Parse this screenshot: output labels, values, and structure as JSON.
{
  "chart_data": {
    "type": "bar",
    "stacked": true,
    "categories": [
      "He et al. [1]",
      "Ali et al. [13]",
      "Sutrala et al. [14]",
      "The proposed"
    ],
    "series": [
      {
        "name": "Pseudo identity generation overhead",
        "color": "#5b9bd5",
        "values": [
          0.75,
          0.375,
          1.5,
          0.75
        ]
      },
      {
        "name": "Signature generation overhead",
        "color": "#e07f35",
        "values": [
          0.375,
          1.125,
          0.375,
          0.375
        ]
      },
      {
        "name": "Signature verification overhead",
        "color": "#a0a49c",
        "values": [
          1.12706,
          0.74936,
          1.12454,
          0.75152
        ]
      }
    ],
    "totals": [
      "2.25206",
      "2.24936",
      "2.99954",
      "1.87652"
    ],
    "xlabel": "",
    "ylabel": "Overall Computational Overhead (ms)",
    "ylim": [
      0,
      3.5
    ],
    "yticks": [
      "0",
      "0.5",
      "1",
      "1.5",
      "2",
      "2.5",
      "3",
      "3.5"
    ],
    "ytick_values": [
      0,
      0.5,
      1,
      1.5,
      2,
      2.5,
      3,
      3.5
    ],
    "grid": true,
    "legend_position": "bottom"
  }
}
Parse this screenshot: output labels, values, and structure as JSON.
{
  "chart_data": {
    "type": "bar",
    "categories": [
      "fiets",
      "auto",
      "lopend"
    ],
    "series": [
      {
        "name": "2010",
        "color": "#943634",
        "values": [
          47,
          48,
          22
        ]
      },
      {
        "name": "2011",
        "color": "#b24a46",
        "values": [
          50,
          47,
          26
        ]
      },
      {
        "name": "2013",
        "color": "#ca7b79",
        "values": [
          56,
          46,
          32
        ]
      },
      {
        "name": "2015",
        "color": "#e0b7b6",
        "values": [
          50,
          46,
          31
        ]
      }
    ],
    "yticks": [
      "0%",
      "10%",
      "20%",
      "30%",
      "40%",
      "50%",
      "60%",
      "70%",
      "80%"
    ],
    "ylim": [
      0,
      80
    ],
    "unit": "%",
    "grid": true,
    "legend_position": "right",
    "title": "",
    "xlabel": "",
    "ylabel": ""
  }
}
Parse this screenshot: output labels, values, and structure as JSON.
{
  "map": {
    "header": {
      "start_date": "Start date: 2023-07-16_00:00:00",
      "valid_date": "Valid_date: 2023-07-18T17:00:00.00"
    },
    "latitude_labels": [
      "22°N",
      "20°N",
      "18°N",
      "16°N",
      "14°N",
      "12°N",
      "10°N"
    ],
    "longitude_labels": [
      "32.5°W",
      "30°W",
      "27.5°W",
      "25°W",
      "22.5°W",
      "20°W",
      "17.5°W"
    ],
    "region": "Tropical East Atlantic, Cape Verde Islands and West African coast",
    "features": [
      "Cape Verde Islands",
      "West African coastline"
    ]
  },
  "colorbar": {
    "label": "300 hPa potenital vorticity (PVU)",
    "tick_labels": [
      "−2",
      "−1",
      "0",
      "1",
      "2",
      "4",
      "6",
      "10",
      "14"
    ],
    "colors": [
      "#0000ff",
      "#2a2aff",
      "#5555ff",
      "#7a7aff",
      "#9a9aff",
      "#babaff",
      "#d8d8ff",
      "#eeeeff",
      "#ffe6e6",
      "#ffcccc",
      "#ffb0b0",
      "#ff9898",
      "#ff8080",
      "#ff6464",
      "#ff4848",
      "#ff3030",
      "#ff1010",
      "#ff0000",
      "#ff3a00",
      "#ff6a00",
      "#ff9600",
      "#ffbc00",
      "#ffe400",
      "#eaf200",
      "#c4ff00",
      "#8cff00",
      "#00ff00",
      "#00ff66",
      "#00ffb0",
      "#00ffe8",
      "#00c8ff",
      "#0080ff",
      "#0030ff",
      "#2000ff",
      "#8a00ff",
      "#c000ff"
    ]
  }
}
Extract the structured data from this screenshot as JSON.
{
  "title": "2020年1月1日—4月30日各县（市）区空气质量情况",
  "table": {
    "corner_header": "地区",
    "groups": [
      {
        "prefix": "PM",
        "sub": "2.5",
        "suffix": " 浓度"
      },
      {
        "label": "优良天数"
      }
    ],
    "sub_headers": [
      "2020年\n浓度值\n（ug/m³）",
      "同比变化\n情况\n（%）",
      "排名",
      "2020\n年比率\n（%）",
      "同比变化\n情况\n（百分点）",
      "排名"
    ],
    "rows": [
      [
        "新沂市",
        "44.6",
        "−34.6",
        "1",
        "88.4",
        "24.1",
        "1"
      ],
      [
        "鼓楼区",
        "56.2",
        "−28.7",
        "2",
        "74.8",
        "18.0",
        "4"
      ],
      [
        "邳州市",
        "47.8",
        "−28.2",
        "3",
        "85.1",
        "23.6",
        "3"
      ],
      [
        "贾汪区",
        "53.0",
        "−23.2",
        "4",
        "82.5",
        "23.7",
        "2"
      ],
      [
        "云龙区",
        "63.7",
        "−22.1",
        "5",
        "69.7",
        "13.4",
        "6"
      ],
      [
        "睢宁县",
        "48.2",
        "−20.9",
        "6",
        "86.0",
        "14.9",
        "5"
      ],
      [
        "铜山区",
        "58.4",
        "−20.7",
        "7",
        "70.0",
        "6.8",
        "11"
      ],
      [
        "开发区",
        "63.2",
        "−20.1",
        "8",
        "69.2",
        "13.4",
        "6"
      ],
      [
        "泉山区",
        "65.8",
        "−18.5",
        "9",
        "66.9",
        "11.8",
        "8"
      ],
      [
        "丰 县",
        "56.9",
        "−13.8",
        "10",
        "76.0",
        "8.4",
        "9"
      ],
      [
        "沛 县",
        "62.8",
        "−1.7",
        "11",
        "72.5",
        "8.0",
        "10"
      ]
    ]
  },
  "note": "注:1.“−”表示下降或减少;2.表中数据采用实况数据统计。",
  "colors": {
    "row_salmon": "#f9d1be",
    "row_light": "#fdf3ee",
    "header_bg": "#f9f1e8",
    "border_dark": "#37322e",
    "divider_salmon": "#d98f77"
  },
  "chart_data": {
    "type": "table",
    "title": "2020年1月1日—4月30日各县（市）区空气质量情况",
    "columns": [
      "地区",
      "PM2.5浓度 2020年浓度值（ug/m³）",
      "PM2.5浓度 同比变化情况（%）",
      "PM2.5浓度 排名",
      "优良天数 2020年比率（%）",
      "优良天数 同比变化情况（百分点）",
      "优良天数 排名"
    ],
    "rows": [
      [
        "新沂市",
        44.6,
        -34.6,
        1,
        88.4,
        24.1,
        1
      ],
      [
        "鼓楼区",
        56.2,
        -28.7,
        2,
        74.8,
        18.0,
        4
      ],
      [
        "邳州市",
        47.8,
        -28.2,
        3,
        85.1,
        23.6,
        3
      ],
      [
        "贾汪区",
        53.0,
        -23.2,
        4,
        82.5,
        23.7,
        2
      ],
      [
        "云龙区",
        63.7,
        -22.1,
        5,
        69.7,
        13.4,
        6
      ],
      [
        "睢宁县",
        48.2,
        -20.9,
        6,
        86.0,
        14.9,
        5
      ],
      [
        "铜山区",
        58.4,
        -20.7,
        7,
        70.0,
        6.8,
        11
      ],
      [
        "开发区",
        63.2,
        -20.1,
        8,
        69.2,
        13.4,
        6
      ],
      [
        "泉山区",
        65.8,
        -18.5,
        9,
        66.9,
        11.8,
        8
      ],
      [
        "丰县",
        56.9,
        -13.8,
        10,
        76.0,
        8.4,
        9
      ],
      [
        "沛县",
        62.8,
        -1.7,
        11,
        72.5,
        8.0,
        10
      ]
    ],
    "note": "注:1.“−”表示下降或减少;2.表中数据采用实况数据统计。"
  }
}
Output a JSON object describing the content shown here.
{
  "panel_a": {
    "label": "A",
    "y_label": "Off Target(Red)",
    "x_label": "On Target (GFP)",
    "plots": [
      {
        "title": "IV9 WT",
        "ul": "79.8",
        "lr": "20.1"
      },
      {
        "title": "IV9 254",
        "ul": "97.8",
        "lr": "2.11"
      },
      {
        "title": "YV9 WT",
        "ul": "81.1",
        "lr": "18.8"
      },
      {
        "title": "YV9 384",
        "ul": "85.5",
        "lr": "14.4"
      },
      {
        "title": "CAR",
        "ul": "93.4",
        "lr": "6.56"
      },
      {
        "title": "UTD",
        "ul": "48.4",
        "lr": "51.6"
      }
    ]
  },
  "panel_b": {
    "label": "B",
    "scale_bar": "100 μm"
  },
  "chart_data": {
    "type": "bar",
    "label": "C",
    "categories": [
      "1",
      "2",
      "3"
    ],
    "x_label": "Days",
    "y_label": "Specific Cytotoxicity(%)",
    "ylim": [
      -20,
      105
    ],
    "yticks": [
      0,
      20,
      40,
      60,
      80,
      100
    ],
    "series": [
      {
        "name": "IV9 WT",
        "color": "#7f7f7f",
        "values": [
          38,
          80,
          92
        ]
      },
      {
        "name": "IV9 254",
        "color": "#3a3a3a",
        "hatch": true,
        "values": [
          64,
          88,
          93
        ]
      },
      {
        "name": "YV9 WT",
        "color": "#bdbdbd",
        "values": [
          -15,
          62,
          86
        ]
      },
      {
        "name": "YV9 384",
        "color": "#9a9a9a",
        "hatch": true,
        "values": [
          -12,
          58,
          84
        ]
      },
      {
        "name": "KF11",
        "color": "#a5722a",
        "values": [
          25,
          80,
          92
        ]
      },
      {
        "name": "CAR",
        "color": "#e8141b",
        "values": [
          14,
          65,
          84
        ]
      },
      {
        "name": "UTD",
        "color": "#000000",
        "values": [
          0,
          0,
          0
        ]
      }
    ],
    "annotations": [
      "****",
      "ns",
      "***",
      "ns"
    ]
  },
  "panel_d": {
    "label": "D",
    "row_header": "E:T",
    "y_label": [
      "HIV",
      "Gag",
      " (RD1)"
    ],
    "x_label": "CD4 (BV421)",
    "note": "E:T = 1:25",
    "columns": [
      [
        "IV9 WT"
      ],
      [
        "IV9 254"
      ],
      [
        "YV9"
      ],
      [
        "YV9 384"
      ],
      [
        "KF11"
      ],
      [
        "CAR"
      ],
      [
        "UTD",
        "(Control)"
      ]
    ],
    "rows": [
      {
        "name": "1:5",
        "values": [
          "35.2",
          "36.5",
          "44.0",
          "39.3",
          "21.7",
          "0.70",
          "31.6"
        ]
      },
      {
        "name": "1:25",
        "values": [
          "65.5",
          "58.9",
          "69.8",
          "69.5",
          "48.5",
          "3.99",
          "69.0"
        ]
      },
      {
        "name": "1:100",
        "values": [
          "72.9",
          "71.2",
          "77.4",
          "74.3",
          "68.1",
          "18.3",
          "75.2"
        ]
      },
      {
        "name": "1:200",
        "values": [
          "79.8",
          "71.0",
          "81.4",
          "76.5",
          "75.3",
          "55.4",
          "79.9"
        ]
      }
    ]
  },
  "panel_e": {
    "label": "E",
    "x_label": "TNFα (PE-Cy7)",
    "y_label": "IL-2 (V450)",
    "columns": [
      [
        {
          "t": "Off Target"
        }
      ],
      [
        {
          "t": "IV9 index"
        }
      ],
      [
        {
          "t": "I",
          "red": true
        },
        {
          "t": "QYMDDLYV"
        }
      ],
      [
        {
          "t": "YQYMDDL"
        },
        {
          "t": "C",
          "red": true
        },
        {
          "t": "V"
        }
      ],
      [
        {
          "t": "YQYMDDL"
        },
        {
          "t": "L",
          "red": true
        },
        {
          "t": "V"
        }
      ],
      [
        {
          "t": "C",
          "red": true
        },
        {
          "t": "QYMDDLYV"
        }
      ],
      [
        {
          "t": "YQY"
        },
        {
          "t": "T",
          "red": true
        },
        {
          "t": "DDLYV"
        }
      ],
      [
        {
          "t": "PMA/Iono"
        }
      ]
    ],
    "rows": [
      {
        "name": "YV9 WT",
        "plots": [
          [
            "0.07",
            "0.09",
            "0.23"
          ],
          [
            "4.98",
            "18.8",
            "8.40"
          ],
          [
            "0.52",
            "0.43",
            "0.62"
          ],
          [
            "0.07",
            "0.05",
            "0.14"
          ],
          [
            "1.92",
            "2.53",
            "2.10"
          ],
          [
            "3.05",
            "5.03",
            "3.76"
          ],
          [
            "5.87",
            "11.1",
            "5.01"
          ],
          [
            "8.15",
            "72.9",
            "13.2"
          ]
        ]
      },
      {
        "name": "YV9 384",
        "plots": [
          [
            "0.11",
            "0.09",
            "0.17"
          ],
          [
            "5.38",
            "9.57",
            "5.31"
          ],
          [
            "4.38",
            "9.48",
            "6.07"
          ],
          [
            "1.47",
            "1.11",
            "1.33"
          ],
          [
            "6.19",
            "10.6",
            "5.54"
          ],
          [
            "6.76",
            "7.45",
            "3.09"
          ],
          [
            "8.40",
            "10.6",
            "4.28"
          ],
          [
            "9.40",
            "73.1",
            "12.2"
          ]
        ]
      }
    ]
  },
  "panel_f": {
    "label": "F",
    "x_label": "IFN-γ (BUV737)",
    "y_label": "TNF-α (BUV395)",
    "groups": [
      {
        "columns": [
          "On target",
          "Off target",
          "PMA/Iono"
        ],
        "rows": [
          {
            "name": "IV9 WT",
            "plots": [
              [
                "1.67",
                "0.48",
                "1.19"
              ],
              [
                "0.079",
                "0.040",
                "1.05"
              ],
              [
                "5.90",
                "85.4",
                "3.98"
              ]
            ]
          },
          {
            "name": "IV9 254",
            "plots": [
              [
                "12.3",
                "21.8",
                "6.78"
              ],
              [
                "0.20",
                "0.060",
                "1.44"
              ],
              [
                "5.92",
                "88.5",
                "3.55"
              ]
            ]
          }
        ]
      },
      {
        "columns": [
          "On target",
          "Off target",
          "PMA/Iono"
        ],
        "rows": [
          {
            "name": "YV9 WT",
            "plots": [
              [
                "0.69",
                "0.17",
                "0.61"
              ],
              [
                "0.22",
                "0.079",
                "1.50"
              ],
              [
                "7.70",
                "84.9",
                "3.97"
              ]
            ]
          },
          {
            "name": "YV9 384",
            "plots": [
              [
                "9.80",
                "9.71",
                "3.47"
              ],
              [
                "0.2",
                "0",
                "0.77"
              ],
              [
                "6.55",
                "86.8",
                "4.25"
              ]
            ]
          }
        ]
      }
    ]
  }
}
═══
## PROMPT
Copy every line of the records above that contains "优良天数".

## EXERCISE OUTPUT
        "label": "优良天数"
      "优良天数 2020年比率（%）",
      "优良天数 同比变化情况（百分点）",
      "优良天数 排名"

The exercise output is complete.